* **THE TASKS**:
1. In the passage on democracy, condense the paragraph beginning "In response to the loss of public confidence" into a short bulleted list that keeps its main facts.
2. List every role for citizens named in the paragraph of the passage on democracy that opens "A strategy of people working with our governing institutions."
3. Resume the passage on democracy after its last line, writing the section that follows the heading "What Kind of Democracy?"

Institutional democracy is built on the foundations of civic democracy, which is older. The two are interdependent, but they’ve become detached. That happens when institutions have lost confidence in the citizenry, while citizens have lost confidence in the institutions. The distrust becomes mutual.4 Worse still, citizens feel pushed to the sidelines in a political system that has too few opportunities for them to make the difference they believe they should make.
Institutions alone can’t solve all of the country’s problems, nor can our most expert professionals. As Elinor Ostrom demonstrated in her Nobel prize-winning research, there are things that citizens working together must do to empower institutions and their skilled professionals. That is because there are some things that can only be done by citizens or that are best done by them. The curative compassion of family and friends is an example.
A strategy of people working with our governing institutions requires citizens who are seen, and who see themselves, as producers not just constituents and consumers. That’s the greatest challenge to a with strategy, not because Americans lack the ability, but because many of our institutions have little experience working with citizens as other than volunteers helping the institutions do their work or as consumers of what institutions offer.
In response to the loss of public confidence, institutions have launched many laudable, participatory initiatives. However, they haven’t been effective in stemming the long-simmering public distrust of our governing institutions and their professional authority. Institutions usually rely on data and facts to show they are effective. But the real problem is often the lack of a trusting relationship with citizens, one based on shared concerns. Our governing institutions have to invent better ways to regain their legitimacy. And I think they can be creative.
Whatever we do to reinvent our system for governing, it must broaden and enrich our understanding of democracy. Citizens have to have more than voices petitioning others to act for them. They have to have hands—their hands—working together with one another and with their institutions to make things for the good of all. A with strategy is, most of all, a strategy for strengthening our democracy.
What Kind of Democracy?

* **MATERIAL PROVIDED**:
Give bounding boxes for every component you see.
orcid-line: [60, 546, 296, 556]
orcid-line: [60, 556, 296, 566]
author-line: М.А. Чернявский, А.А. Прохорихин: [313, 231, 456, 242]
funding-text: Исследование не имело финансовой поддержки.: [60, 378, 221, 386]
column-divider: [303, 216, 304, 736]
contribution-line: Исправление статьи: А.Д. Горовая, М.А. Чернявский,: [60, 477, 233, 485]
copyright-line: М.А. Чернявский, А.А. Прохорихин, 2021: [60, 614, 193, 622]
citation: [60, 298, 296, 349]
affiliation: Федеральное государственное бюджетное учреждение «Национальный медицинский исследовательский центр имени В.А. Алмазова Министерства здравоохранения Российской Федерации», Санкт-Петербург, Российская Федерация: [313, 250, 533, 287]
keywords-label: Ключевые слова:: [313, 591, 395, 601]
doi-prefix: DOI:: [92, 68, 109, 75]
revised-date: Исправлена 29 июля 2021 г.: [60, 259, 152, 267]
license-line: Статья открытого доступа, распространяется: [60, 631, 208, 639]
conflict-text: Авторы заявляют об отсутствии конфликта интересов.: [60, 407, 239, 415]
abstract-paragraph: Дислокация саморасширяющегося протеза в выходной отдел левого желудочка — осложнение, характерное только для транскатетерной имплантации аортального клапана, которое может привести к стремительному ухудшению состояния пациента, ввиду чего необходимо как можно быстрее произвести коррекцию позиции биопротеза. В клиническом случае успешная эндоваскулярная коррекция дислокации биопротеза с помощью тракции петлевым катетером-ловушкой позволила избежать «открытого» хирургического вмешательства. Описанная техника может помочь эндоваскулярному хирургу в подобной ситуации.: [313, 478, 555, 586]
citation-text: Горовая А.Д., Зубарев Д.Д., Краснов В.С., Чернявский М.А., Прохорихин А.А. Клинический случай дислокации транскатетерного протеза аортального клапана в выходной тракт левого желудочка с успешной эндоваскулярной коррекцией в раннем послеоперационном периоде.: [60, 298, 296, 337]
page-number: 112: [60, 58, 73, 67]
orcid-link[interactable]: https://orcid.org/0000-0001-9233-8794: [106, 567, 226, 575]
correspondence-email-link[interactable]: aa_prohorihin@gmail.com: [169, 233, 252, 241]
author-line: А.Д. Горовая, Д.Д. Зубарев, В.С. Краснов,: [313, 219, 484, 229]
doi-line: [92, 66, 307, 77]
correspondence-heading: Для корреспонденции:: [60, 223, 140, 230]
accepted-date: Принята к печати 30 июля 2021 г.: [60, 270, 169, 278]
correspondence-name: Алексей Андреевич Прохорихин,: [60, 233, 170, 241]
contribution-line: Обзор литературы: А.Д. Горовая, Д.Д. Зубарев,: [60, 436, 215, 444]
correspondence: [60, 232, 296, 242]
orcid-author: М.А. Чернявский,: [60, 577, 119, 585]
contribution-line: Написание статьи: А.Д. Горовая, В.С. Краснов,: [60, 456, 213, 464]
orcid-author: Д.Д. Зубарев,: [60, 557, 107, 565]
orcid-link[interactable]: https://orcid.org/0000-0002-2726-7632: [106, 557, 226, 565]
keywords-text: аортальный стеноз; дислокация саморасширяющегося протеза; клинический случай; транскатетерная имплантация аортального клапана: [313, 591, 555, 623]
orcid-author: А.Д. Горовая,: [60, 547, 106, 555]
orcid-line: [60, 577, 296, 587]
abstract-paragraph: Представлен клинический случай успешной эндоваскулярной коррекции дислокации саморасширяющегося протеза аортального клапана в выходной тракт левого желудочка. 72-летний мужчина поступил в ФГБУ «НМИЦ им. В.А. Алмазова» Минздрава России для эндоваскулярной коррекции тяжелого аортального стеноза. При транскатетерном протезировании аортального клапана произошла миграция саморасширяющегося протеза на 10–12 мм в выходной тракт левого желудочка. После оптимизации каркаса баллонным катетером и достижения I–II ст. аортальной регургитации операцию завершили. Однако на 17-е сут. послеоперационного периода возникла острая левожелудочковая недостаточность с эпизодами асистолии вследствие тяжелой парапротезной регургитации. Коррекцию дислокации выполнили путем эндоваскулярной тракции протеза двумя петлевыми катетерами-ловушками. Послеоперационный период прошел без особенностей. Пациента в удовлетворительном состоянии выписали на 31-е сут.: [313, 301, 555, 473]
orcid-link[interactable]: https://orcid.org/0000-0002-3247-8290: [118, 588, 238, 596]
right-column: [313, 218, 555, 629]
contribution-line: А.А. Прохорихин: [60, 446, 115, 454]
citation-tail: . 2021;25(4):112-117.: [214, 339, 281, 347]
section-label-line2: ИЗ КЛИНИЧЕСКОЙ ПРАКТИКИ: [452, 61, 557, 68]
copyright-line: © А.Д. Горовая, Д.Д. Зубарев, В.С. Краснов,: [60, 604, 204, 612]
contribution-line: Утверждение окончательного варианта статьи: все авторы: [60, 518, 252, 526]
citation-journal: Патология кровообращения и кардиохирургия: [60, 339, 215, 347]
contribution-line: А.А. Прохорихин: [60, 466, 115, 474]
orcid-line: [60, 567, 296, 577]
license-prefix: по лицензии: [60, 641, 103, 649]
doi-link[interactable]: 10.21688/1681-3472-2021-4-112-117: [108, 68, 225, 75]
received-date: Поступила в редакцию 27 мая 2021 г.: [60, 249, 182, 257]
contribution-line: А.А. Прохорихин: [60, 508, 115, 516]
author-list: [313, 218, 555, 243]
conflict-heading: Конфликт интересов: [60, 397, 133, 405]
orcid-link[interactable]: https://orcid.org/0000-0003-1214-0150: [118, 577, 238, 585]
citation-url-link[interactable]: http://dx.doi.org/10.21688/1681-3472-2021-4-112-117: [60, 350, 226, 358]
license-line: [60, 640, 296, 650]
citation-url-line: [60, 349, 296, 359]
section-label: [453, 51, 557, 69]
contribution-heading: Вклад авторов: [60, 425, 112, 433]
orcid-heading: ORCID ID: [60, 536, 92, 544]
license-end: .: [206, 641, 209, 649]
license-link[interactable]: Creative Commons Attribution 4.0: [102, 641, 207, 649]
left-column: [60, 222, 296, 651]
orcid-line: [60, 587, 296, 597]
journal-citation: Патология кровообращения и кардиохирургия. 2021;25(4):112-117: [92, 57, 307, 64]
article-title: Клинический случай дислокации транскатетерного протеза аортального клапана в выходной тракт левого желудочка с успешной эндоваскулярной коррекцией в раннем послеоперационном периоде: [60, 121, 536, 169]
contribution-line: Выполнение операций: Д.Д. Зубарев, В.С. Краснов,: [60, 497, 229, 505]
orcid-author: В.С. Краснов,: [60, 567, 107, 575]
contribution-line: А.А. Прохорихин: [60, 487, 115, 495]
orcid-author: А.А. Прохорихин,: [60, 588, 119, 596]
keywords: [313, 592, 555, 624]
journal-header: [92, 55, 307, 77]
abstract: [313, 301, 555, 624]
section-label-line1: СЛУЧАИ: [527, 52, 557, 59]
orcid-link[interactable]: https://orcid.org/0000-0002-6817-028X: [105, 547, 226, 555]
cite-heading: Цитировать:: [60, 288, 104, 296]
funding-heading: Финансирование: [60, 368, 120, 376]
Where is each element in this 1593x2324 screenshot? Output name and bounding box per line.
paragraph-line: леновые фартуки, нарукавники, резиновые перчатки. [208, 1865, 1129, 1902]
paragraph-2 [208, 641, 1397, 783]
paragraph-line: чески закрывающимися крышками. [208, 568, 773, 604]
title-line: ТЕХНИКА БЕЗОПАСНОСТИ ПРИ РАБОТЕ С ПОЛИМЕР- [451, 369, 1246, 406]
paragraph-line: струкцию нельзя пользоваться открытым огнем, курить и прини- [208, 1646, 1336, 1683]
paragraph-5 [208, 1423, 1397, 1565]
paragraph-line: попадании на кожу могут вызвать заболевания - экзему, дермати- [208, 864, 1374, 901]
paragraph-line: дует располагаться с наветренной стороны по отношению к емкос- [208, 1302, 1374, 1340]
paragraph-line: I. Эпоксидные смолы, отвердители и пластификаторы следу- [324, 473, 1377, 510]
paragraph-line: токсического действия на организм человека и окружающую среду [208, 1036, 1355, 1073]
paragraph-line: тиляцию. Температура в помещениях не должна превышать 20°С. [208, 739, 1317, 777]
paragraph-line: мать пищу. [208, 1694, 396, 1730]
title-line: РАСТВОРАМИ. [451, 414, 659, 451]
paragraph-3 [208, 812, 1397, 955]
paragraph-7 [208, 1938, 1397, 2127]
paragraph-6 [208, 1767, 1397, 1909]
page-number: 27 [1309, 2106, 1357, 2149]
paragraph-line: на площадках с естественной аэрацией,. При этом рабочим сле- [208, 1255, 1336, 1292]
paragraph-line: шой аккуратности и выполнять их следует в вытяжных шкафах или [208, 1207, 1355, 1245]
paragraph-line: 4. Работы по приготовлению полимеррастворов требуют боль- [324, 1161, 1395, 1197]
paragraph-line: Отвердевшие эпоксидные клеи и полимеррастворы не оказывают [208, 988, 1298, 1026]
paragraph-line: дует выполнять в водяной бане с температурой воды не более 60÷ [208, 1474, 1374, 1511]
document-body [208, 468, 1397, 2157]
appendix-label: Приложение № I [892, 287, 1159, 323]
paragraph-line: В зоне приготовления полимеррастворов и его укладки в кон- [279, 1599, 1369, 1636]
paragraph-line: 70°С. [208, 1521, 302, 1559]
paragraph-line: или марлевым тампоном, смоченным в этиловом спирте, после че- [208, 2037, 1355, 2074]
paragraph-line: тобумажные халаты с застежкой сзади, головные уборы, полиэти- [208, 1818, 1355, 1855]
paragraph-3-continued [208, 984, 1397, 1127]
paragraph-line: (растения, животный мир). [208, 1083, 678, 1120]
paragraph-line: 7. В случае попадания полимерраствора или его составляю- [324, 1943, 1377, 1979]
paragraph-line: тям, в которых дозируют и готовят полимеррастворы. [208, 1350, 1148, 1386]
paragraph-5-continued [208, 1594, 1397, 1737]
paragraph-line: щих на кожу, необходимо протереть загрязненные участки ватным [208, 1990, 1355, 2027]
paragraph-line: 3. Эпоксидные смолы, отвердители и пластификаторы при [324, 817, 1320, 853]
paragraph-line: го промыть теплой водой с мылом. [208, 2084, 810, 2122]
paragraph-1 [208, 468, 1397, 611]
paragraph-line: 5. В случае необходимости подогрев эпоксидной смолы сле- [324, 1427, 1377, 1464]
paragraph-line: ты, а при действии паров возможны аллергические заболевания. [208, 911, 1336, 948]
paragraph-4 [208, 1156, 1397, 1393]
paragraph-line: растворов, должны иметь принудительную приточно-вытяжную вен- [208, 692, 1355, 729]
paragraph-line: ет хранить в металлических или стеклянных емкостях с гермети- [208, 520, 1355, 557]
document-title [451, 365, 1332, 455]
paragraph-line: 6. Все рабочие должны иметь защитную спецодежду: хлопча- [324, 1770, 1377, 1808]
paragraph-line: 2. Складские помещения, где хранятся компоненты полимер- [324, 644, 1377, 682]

* **TASK RESULTS**:
1.
- Institutions have launched many laudable participatory initiatives in response to lost public confidence.
- These initiatives haven't stopped the long-simmering public distrust of governing institutions and their professional authority.
- Institutions usually rely on data and facts to show they are effective.
- The real problem is often the lack of a trusting relationship with citizens based on shared concerns.
- Governing institutions must invent better ways to regain their legitimacy, and the author thinks they can be creative.

2.
- Producers
- Constituents
- Consumers
- Volunteers

3.
Coming together across dividing lines may benefit from looking more closely at what we mean when talking about, “democracy,” a common word often claimed by opposing groups. I am not noting this to argue for one “correct” definition but rather to suggest that we value much the same things—being treated fairly, everyone having a voice, respect for the law.5 These are democratic values. Our differences are actually over the application of those values. That being the case, we might talk more in practical, deliberative, problem-solving ways to decide and act on what needs preserving and what needs changing. Looking at various options for getting results in deliberations has helped people appreciate how complex the issues facing us are. Deliberating, weighing all options carefully and fairly, increases the chances of being able to work together with those who disagree with us.
The most common understanding of democracy is that it is a system of contested elections leading to representative government. Elections are unquestionably important. However, is the public’s only role to give its consent to leaders who are better at governing? Can “We the People” just vote and then call it a day? Can a strong democracy be essentially citizenless?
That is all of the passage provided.